### What this task involves:
Format every line of the items below as a JSON list of strings, one string per line, with blank lines omitted.

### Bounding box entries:
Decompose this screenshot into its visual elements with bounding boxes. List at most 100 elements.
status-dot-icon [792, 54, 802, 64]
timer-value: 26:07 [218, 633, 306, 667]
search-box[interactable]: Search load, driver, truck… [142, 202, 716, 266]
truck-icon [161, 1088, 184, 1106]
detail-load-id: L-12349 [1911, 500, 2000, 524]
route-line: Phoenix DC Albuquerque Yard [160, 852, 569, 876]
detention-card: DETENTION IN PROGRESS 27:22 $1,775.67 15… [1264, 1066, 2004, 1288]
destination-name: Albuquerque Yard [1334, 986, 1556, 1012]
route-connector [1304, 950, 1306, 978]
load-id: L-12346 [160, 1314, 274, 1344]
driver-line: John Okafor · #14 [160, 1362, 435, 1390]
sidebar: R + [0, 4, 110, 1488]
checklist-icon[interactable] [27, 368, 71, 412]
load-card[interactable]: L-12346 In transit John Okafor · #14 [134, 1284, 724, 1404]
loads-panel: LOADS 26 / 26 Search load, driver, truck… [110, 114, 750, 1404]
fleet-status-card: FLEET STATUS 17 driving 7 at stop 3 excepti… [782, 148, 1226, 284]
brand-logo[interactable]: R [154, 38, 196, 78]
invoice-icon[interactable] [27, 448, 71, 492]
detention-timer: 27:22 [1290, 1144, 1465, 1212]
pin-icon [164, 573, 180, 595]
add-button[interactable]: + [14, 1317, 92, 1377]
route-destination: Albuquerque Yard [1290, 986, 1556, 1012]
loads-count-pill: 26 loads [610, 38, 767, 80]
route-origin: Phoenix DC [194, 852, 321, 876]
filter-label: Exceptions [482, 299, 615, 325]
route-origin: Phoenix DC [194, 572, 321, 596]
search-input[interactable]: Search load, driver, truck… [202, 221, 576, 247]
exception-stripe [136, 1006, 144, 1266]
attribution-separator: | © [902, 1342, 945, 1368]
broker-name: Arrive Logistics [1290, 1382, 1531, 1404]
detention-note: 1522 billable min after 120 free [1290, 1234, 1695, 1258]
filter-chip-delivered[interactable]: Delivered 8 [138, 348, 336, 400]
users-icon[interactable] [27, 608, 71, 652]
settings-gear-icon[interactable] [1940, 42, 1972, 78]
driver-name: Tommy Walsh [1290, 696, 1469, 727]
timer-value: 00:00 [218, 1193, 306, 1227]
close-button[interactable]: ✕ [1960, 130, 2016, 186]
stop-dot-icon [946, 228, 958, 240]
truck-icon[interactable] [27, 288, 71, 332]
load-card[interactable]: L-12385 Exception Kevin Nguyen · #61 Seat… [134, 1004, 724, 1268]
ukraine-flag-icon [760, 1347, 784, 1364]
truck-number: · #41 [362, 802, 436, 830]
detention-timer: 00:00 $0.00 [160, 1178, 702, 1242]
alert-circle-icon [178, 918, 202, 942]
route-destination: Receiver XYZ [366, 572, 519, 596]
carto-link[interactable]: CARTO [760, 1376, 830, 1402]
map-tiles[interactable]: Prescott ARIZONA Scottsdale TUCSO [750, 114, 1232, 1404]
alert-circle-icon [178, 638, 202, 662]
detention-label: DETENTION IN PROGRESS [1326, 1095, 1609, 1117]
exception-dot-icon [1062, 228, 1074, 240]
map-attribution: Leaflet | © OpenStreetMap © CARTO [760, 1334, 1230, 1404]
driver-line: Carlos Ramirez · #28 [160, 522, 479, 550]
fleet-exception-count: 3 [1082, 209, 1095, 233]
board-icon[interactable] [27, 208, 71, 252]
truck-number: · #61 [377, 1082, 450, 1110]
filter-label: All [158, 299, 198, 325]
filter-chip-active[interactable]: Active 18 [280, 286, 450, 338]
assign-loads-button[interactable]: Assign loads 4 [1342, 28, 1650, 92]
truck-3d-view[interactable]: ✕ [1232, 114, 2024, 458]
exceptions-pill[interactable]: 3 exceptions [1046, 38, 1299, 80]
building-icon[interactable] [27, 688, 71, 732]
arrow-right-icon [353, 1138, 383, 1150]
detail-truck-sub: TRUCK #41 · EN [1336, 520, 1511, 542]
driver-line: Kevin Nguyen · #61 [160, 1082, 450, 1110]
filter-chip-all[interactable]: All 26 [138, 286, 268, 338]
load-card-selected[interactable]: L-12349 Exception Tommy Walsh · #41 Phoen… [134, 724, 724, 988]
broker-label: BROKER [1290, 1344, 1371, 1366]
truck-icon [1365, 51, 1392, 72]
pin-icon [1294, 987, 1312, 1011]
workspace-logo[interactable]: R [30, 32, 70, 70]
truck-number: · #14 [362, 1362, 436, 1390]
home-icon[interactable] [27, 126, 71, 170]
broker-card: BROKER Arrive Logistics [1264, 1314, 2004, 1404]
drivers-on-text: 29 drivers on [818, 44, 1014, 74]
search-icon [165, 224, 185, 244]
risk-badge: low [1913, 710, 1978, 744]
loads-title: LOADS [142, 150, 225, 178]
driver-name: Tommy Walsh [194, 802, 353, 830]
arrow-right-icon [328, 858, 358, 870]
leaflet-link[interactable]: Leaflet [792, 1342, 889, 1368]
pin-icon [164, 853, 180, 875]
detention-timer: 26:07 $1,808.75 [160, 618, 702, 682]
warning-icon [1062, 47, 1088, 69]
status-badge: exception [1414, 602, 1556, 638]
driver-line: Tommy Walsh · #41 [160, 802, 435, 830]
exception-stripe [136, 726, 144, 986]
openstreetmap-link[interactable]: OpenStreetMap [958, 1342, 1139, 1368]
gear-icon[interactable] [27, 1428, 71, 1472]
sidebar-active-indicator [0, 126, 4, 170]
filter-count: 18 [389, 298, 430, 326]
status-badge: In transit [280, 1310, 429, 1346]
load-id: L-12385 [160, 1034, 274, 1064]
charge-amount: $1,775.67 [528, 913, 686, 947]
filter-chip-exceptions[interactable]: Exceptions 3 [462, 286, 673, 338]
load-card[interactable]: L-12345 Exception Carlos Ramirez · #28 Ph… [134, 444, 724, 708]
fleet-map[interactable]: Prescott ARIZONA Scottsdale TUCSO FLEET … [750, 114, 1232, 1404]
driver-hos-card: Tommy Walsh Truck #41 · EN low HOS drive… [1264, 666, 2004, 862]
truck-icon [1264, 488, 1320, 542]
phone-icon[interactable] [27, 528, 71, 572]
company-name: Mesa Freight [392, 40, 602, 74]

### Exercise result:
[
  "Decompose this screenshot into its visual elements with bounding boxes. List at most 100 elements.",
  "status-dot-icon [792, 54, 802, 64]",
  "timer-value: 26:07 [218, 633, 306, 667]",
  "search-box[interactable]: Search load, driver, truck… [142, 202, 716, 266]",
  "truck-icon [161, 1088, 184, 1106]",
  "detail-load-id: L-12349 [1911, 500, 2000, 524]",
  "route-line: Phoenix DC Albuquerque Yard [160, 852, 569, 876]",
  "detention-card: DETENTION IN PROGRESS 27:22 $1,775.67 15… [1264, 1066, 2004, 1288]",
  "destination-name: Albuquerque Yard [1334, 986, 1556, 1012]",
  "route-connector [1304, 950, 1306, 978]",
  "load-id: L-12346 [160, 1314, 274, 1344]",
  "driver-line: John Okafor · #14 [160, 1362, 435, 1390]",
  "sidebar: R + [0, 4, 110, 1488]",
  "checklist-icon[interactable] [27, 368, 71, 412]",
  "load-card[interactable]: L-12346 In transit John Okafor · #14 [134, 1284, 724, 1404]",
  "loads-panel: LOADS 26 / 26 Search load, driver, truck… [110, 114, 750, 1404]",
  "fleet-status-card: FLEET STATUS 17 driving 7 at stop 3 excepti… [782, 148, 1226, 284]",
  "brand-logo[interactable]: R [154, 38, 196, 78]",
  "invoice-icon[interactable] [27, 448, 71, 492]",
  "detention-timer: 27:22 [1290, 1144, 1465, 1212]",
  "pin-icon [164, 573, 180, 595]",
  "add-button[interactable]: + [14, 1317, 92, 1377]",
  "route-destination: Albuquerque Yard [1290, 986, 1556, 1012]",
  "loads-count-pill: 26 loads [610, 38, 767, 80]",
  "route-origin: Phoenix DC [194, 852, 321, 876]",
  "filter-label: Exceptions [482, 299, 615, 325]",
  "route-origin: Phoenix DC [194, 572, 321, 596]",
  "search-input[interactable]: Search load, driver, truck… [202, 221, 576, 247]",
  "exception-stripe [136, 1006, 144, 1266]",
  "attribution-separator: | © [902, 1342, 945, 1368]",
  "broker-name: Arrive Logistics [1290, 1382, 1531, 1404]",
  "detention-note: 1522 billable min after 120 free [1290, 1234, 1695, 1258]",
  "filter-chip-delivered[interactable]: Delivered 8 [138, 348, 336, 400]",
  "users-icon[interactable] [27, 608, 71, 652]",
  "settings-gear-icon[interactable] [1940, 42, 1972, 78]",
  "driver-name: Tommy Walsh [1290, 696, 1469, 727]",
  "timer-value: 00:00 [218, 1193, 306, 1227]",
  "close-button[interactable]: ✕ [1960, 130, 2016, 186]",
  "stop-dot-icon [946, 228, 958, 240]",
  "truck-icon[interactable] [27, 288, 71, 332]",
  "load-card[interactable]: L-12385 Exception Kevin Nguyen · #61 Seat… [134, 1004, 724, 1268]",
  "ukraine-flag-icon [760, 1347, 784, 1364]",
  "truck-number: · #41 [362, 802, 436, 830]",
  "detention-timer: 00:00 $0.00 [160, 1178, 702, 1242]",
  "alert-circle-icon [178, 918, 202, 942]",
  "route-destination: Receiver XYZ [366, 572, 519, 596]",
  "carto-link[interactable]: CARTO [760, 1376, 830, 1402]",
  "map-tiles[interactable]: Prescott ARIZONA Scottsdale TUCSO [750, 114, 1232, 1404]",
  "alert-circle-icon [178, 638, 202, 662]",
  "detention-label: DETENTION IN PROGRESS [1326, 1095, 1609, 1117]",
  "exception-dot-icon [1062, 228, 1074, 240]",
  "map-attribution: Leaflet | © OpenStreetMap © CARTO [760, 1334, 1230, 1404]",
  "driver-line: Carlos Ramirez · #28 [160, 522, 479, 550]",
  "fleet-exception-count: 3 [1082, 209, 1095, 233]",
  "board-icon[interactable] [27, 208, 71, 252]",
  "truck-number: · #61 [377, 1082, 450, 1110]",
  "filter-label: All [158, 299, 198, 325]",
  "filter-chip-active[interactable]: Active 18 [280, 286, 450, 338]",
  "assign-loads-button[interactable]: Assign loads 4 [1342, 28, 1650, 92]",
  "truck-3d-view[interactable]: ✕ [1232, 114, 2024, 458]",
  "exceptions-pill[interactable]: 3 exceptions [1046, 38, 1299, 80]",
  "building-icon[interactable] [27, 688, 71, 732]",
  "arrow-right-icon [353, 1138, 383, 1150]",
  "detail-truck-sub: TRUCK #41 · EN [1336, 520, 1511, 542]",
  "driver-line: Kevin Nguyen · #61 [160, 1082, 450, 1110]",
  "filter-chip-all[interactable]: All 26 [138, 286, 268, 338]",
  "load-card-selected[interactable]: L-12349 Exception Tommy Walsh · #41 Phoen… [134, 724, 724, 988]",
  "broker-label: BROKER [1290, 1344, 1371, 1366]",
  "truck-icon [1365, 51, 1392, 72]",
  "pin-icon [1294, 987, 1312, 1011]",
  "workspace-logo[interactable]: R [30, 32, 70, 70]",
  "truck-number: · #14 [362, 1362, 436, 1390]",
  "home-icon[interactable] [27, 126, 71, 170]",
  "broker-card: BROKER Arrive Logistics [1264, 1314, 2004, 1404]",
  "drivers-on-text: 29 drivers on [818, 44, 1014, 74]",
  "search-icon [165, 224, 185, 244]",
  "risk-badge: low [1913, 710, 1978, 744]",
  "loads-title: LOADS [142, 150, 225, 178]",
  "driver-name: Tommy Walsh [194, 802, 353, 830]",
  "arrow-right-icon [328, 858, 358, 870]",
  "leaflet-link[interactable]: Leaflet [792, 1342, 889, 1368]",
  "pin-icon [164, 853, 180, 875]",
  "detention-timer: 26:07 $1,808.75 [160, 618, 702, 682]",
  "warning-icon [1062, 47, 1088, 69]",
  "status-badge: exception [1414, 602, 1556, 638]",
  "driver-line: Tommy Walsh · #41 [160, 802, 435, 830]",
  "exception-stripe [136, 726, 144, 986]",
  "openstreetmap-link[interactable]: OpenStreetMap [958, 1342, 1139, 1368]",
  "gear-icon[interactable] [27, 1428, 71, 1472]",
  "sidebar-active-indicator [0, 126, 4, 170]",
  "filter-count: 18 [389, 298, 430, 326]",
  "status-badge: In transit [280, 1310, 429, 1346]",
  "load-id: L-12385 [160, 1034, 274, 1064]",
  "charge-amount: $1,775.67 [528, 913, 686, 947]",
  "filter-chip-exceptions[interactable]: Exceptions 3 [462, 286, 673, 338]",
  "load-card[interactable]: L-12345 Exception Carlos Ramirez · #28 Ph… [134, 444, 724, 708]",
  "fleet-map[interactable]: Prescott ARIZONA Scottsdale TUCSO FLEET … [750, 114, 1232, 1404]",
  "driver-hos-card: Tommy Walsh Truck #41 · EN low HOS drive… [1264, 666, 2004, 862]",
  "truck-icon [1264, 488, 1320, 542]",
  "phone-icon[interactable] [27, 528, 71, 572]",
  "company-name: Mesa Freight [392, 40, 602, 74]"
]